**EXERCISE TASK:**
Gather every line of the entries that includes the word "type".

**DATA FOR THIS EXERCISE:**
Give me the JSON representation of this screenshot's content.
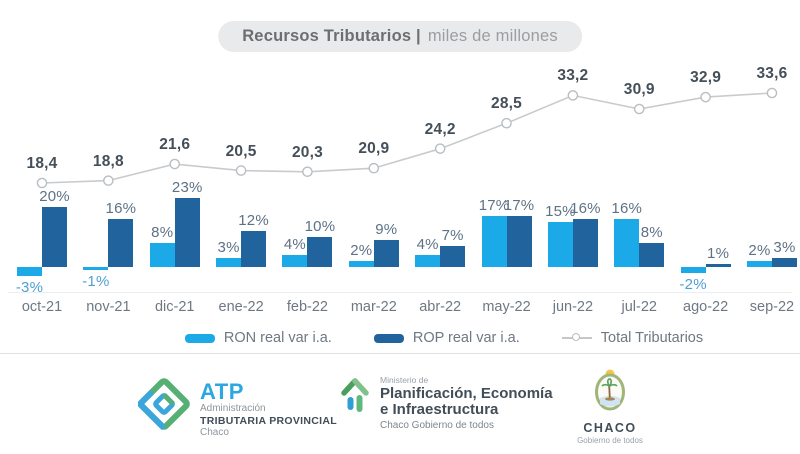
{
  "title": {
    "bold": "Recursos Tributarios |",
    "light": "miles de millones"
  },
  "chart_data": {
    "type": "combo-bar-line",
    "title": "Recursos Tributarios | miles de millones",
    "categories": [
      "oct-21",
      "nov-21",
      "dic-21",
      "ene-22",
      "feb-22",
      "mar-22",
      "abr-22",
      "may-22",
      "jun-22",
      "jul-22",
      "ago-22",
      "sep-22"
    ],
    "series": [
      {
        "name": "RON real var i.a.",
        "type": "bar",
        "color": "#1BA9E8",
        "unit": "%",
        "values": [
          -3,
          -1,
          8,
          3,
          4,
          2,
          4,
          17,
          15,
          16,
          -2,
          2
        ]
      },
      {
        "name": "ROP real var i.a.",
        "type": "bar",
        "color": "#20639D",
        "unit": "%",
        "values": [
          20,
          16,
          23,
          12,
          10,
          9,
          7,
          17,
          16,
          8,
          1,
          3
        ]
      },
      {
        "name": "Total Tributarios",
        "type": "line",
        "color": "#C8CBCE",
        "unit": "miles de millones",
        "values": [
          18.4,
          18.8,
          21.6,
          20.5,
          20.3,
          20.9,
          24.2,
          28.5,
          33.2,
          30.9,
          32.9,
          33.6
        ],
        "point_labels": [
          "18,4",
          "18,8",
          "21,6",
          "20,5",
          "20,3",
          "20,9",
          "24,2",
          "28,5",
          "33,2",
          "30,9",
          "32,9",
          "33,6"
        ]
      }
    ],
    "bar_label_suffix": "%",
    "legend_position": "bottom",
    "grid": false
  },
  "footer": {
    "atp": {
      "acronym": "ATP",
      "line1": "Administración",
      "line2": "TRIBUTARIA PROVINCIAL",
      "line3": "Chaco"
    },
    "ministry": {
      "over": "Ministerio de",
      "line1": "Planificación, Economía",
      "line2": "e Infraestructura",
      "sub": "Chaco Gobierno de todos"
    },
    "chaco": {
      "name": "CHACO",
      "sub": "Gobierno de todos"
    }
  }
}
...
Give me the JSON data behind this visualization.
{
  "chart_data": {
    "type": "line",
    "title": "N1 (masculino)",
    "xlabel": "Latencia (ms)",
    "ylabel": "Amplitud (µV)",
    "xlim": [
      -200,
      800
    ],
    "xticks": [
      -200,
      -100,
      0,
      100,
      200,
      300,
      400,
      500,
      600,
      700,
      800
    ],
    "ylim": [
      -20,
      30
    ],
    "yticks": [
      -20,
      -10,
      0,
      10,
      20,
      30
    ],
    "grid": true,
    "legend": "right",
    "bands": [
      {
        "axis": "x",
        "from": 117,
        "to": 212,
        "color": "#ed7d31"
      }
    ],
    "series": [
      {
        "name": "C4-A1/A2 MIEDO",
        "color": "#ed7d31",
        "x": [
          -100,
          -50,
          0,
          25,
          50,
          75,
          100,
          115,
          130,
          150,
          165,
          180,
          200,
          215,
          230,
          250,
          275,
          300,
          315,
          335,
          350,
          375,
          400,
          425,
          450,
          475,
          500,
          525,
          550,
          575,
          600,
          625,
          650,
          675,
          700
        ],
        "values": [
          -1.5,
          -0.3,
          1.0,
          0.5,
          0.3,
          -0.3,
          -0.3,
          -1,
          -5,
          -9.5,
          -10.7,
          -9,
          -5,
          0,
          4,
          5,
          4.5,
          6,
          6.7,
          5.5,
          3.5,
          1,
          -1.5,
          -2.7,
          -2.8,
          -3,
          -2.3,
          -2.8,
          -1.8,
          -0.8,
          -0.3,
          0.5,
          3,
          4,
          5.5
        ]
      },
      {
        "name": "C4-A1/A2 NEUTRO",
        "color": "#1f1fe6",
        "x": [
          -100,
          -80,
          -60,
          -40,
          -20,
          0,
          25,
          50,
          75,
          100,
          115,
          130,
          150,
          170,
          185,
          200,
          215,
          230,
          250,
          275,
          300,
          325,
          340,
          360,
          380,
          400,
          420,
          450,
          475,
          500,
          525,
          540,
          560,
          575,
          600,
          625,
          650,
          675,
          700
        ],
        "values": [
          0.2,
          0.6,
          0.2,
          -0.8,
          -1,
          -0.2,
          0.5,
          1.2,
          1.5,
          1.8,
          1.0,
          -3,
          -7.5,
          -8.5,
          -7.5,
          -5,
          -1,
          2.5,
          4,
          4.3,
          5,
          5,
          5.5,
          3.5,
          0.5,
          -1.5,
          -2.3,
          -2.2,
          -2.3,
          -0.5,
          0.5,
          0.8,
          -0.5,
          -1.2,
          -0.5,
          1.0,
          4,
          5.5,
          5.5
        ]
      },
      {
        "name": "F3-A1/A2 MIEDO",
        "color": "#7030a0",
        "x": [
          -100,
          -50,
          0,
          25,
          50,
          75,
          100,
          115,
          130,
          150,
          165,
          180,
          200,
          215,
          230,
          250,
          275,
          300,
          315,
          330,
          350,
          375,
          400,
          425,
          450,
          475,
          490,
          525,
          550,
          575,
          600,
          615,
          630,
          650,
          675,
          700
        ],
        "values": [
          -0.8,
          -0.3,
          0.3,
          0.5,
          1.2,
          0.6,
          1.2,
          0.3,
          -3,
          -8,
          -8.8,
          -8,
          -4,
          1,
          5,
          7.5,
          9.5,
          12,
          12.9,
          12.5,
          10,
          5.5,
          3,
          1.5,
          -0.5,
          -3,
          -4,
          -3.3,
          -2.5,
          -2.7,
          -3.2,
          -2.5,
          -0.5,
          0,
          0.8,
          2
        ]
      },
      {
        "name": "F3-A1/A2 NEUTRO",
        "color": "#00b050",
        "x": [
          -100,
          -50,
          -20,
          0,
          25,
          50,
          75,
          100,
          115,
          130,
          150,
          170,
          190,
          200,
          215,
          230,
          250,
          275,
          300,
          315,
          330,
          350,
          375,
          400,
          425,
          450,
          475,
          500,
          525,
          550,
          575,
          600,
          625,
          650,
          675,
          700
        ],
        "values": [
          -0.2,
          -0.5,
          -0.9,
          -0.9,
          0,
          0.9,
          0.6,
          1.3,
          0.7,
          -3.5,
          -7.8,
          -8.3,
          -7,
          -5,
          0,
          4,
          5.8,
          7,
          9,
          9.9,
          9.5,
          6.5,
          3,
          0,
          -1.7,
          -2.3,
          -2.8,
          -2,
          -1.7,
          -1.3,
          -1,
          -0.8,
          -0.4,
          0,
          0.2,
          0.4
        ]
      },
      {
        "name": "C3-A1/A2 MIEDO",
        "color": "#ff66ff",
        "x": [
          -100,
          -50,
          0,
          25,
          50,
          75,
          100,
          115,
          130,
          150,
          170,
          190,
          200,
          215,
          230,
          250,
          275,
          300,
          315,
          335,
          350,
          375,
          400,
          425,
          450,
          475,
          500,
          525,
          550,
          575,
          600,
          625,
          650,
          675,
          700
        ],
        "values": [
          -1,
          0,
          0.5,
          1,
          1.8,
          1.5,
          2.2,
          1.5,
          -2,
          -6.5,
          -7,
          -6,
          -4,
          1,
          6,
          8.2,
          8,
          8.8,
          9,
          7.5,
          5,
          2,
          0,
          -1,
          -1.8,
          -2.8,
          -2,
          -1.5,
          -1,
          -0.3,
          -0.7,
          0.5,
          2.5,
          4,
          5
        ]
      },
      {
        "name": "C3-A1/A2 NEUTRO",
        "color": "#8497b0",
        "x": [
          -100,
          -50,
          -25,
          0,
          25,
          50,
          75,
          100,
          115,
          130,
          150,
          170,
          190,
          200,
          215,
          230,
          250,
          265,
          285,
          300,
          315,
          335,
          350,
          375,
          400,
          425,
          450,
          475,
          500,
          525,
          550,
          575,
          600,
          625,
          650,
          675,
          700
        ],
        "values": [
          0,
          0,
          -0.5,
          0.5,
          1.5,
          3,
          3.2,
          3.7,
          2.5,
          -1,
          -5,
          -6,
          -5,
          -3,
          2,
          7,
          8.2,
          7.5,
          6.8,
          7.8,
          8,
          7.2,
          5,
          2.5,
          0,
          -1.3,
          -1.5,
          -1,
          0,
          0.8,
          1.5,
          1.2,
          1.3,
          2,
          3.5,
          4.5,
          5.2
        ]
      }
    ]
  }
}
---
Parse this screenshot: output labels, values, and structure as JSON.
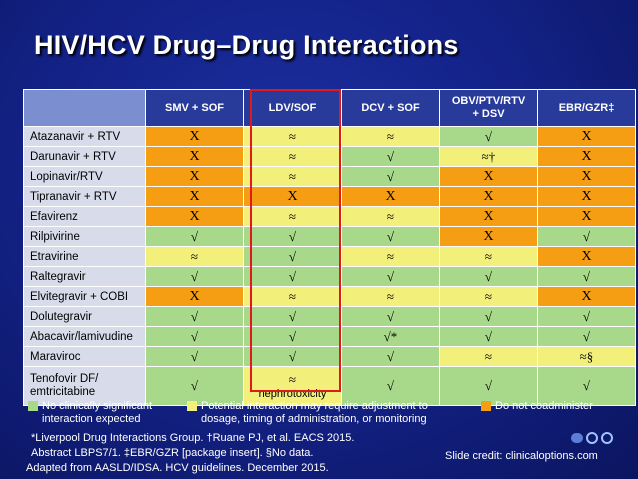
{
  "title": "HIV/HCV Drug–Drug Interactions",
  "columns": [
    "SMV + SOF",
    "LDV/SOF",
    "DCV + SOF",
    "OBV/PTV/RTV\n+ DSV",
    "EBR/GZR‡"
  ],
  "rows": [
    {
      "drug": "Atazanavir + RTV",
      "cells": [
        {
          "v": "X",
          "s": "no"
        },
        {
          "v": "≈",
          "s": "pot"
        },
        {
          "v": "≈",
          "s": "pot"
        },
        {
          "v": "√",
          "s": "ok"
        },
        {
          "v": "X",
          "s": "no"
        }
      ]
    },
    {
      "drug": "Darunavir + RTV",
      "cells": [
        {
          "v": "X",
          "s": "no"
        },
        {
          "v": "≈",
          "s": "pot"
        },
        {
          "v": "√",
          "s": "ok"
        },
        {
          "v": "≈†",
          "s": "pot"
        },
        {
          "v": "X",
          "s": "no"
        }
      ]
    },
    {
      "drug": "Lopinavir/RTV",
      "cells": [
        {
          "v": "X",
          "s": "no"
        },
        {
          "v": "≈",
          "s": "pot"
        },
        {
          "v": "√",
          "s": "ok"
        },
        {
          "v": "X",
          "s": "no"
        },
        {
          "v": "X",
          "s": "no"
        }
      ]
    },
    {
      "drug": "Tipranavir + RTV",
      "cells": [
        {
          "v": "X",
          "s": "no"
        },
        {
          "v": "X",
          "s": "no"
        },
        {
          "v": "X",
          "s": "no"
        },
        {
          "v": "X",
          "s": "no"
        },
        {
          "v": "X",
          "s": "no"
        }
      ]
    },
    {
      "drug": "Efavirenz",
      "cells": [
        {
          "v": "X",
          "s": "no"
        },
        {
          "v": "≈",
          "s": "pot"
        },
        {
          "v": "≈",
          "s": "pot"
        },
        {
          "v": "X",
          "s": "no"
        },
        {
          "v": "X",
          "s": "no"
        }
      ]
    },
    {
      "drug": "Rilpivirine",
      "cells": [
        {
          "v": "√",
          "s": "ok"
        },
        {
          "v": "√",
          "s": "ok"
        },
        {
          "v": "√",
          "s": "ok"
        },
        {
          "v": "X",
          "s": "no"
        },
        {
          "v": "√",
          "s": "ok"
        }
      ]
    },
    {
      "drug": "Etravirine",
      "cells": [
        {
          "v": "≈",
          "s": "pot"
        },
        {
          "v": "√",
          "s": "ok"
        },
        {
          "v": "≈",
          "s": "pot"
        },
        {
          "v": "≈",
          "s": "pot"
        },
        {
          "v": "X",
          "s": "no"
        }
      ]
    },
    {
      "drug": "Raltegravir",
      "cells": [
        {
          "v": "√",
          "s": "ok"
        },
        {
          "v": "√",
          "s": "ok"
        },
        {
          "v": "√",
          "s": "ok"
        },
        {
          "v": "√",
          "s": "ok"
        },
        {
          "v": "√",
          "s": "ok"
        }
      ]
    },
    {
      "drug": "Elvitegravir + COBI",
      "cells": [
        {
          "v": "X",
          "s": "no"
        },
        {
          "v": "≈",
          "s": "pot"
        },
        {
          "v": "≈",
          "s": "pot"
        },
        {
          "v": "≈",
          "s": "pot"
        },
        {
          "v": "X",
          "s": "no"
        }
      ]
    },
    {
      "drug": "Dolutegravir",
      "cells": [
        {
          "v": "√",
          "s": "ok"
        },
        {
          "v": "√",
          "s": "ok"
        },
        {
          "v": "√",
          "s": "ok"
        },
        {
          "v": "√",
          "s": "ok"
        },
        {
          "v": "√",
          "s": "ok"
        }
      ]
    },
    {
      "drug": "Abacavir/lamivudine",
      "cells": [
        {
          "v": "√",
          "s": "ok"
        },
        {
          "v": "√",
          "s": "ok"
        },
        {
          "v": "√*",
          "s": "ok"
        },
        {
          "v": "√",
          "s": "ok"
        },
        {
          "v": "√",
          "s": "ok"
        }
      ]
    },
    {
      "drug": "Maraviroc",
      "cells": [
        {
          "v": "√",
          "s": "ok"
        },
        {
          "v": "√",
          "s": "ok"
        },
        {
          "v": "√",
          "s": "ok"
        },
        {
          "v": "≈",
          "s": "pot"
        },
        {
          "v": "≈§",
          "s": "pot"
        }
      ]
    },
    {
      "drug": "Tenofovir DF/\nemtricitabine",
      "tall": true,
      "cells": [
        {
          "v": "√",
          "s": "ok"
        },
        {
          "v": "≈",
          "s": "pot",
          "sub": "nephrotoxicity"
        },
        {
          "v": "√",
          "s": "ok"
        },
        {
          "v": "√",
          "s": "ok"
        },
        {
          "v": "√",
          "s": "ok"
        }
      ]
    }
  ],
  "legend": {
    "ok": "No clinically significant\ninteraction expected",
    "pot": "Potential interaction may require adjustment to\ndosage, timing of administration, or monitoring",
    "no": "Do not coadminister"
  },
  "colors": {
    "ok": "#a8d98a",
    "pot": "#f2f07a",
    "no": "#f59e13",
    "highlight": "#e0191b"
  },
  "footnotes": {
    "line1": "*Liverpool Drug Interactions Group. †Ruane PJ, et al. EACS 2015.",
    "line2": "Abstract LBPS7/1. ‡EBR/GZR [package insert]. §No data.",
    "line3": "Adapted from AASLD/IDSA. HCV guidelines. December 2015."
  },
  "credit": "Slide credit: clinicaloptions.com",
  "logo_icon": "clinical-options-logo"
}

**WORKED ANSWER:**
    "type": "combo-bar-line",
        "type": "bar",
        "type": "bar",
        "type": "line",
    "type": "line",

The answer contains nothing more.